__Task to complete__.
Where a line of the material contains the string "Output", copy that line.

__Provided information__.
******

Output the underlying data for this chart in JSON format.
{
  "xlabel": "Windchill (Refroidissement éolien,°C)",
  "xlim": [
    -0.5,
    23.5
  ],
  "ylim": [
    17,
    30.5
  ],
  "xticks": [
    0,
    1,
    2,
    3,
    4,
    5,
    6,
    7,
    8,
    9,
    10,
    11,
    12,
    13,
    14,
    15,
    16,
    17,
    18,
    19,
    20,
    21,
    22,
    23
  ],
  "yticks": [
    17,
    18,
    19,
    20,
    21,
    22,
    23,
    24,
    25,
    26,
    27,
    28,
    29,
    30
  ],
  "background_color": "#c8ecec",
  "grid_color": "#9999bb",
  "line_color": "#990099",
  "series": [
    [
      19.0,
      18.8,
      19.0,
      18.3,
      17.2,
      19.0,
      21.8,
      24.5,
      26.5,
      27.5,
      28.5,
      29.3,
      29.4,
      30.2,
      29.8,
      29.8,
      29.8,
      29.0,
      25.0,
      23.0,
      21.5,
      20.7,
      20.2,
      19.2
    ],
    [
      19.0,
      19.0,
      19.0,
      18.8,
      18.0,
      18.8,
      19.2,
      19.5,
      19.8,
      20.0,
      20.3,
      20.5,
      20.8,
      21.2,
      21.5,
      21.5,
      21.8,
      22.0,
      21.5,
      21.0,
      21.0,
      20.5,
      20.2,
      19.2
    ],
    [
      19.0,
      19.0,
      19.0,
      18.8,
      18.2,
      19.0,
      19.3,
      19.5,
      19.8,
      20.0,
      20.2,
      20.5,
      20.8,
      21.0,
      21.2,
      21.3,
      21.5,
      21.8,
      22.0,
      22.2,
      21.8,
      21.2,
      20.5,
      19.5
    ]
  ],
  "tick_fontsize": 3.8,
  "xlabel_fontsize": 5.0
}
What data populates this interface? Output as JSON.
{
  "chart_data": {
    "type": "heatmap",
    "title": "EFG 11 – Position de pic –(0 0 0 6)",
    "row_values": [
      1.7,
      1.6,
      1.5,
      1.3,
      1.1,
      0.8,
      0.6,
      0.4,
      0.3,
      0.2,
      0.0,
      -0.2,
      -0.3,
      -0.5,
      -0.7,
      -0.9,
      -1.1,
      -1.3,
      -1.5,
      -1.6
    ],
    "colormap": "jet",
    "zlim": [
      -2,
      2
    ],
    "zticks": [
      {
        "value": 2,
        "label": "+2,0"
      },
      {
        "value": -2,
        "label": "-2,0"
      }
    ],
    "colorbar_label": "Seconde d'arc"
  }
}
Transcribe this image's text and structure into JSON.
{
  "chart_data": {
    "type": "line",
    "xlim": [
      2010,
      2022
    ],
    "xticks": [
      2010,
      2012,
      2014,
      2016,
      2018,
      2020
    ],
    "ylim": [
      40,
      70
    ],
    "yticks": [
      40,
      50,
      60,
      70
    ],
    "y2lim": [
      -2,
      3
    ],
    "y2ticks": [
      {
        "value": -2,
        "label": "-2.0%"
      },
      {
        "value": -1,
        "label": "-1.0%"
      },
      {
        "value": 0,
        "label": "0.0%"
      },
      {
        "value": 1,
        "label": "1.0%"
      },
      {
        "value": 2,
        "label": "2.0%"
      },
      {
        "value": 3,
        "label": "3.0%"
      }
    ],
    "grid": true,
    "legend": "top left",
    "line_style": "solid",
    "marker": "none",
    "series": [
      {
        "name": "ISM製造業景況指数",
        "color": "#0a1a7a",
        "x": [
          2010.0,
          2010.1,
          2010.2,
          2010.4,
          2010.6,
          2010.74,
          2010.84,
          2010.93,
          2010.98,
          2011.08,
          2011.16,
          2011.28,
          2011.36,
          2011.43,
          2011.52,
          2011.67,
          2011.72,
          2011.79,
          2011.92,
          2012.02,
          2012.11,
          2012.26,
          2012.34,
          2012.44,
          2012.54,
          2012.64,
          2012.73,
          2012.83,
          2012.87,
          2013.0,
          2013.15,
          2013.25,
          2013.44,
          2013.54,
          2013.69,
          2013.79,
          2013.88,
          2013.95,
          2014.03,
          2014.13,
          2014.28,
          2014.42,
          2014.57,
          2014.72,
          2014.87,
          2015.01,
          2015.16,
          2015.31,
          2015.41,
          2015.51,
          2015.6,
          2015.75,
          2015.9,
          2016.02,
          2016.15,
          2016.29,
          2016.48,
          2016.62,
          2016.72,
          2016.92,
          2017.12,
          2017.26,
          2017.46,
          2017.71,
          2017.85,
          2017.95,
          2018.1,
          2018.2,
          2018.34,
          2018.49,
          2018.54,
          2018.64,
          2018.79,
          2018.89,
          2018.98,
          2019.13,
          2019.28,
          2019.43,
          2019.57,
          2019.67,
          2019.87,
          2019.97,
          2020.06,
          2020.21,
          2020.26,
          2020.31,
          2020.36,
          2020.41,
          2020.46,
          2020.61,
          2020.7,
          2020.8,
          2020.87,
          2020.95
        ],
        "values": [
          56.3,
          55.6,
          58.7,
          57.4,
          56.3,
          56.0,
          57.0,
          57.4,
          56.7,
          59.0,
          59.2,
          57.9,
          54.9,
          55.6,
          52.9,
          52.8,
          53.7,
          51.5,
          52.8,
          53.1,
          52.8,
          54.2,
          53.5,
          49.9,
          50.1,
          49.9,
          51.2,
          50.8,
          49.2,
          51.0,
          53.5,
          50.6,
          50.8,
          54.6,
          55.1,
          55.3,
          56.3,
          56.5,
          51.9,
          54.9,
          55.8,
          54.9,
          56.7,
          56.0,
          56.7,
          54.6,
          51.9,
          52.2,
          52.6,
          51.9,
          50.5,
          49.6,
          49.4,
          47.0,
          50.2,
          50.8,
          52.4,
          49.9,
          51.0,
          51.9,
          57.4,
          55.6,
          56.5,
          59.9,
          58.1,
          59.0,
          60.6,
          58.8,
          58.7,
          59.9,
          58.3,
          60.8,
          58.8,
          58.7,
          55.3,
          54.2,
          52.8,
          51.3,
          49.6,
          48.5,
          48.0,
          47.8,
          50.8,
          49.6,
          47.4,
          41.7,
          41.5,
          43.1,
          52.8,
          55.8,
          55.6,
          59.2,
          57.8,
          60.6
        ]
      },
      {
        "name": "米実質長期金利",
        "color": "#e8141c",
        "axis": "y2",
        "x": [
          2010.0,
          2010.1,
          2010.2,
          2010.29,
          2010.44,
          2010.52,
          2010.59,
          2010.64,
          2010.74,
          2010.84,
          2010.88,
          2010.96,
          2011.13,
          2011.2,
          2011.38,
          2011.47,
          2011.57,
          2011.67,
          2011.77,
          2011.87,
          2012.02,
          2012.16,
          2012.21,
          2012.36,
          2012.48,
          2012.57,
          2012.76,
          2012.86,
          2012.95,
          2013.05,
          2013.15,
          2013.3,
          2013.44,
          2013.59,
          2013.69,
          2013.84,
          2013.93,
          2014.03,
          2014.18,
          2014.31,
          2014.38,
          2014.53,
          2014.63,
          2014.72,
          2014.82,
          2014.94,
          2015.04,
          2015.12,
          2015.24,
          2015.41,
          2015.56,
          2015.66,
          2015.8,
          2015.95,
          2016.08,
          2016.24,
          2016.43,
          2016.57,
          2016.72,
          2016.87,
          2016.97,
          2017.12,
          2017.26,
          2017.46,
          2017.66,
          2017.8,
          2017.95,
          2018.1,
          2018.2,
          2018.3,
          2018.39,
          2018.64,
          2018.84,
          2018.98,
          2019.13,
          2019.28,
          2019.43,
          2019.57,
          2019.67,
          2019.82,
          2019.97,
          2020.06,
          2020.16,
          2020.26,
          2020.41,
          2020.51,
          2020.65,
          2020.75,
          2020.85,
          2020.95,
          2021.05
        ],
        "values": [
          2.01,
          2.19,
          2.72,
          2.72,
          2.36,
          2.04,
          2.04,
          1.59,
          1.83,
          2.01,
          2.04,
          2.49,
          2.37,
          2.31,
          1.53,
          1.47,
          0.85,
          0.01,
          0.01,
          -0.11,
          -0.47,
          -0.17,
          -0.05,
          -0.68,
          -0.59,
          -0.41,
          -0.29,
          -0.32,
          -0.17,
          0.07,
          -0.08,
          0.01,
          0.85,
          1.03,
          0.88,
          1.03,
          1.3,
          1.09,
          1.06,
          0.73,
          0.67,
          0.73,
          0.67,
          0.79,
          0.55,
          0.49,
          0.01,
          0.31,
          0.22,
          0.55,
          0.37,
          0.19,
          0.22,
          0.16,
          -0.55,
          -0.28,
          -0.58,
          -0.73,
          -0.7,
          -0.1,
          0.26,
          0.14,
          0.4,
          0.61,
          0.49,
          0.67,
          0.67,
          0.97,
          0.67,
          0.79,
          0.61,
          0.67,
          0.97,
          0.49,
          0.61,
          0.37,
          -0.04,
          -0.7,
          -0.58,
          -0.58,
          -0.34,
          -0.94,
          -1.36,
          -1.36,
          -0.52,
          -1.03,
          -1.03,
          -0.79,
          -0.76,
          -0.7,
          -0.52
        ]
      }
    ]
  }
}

******

__Solution__.
Output the underlying data for this chart in JSON format.
What data populates this interface? Output as JSON.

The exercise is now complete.